Problem to solve :: Below is a block of records: output all of them exactly and leave out the pictures.

Provided entries ::
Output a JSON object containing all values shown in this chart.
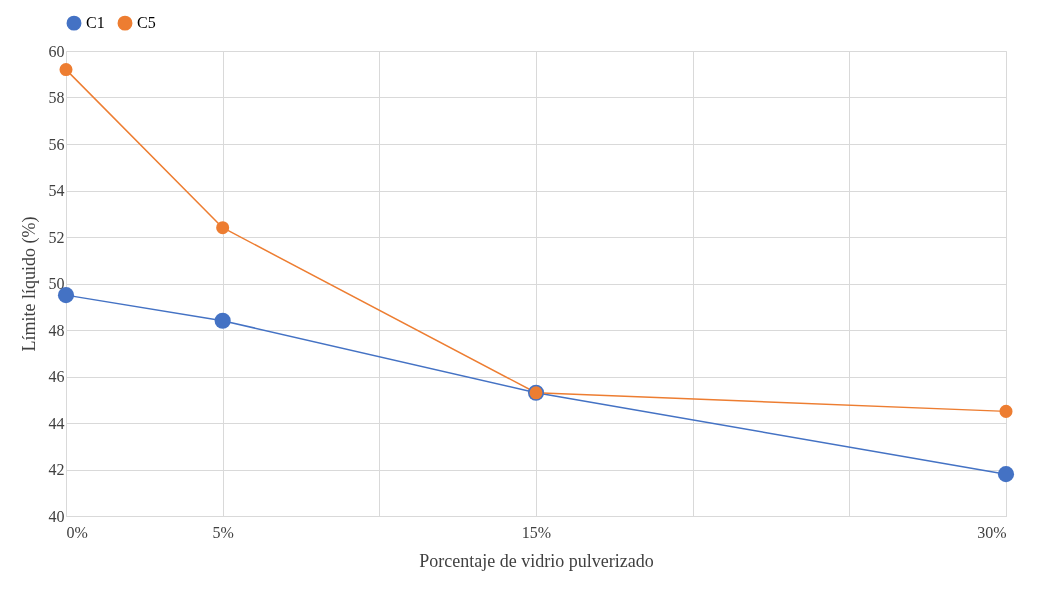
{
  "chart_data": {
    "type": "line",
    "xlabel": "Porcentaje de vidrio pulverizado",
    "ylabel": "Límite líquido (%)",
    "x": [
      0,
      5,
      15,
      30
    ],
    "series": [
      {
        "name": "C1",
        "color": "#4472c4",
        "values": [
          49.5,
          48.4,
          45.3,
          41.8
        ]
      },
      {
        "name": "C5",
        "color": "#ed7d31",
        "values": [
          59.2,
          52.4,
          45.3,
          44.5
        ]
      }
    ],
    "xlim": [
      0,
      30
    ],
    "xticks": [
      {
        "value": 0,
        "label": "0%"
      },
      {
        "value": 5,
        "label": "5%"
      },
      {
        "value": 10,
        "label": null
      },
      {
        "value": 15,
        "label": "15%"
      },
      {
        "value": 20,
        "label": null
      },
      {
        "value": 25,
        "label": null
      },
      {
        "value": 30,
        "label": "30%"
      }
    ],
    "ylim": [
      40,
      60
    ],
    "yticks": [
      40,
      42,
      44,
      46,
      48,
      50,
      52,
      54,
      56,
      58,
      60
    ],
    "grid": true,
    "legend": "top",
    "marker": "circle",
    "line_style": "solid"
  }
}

Output of the task ::
Output a JSON object containing all values shown in this chart.
{
  "chart_data": {
    "type": "line",
    "xlabel": "Porcentaje de vidrio pulverizado",
    "ylabel": "Límite líquido (%)",
    "x": [
      0,
      5,
      15,
      30
    ],
    "series": [
      {
        "name": "C1",
        "color": "#4472c4",
        "values": [
          49.5,
          48.4,
          45.3,
          41.8
        ]
      },
      {
        "name": "C5",
        "color": "#ed7d31",
        "values": [
          59.2,
          52.4,
          45.3,
          44.5
        ]
      }
    ],
    "xlim": [
      0,
      30
    ],
    "xticks": [
      {
        "value": 0,
        "label": "0%"
      },
      {
        "value": 5,
        "label": "5%"
      },
      {
        "value": 10,
        "label": null
      },
      {
        "value": 15,
        "label": "15%"
      },
      {
        "value": 20,
        "label": null
      },
      {
        "value": 25,
        "label": null
      },
      {
        "value": 30,
        "label": "30%"
      }
    ],
    "ylim": [
      40,
      60
    ],
    "yticks": [
      40,
      42,
      44,
      46,
      48,
      50,
      52,
      54,
      56,
      58,
      60
    ],
    "grid": true,
    "legend": "top",
    "marker": "circle",
    "line_style": "solid"
  }
}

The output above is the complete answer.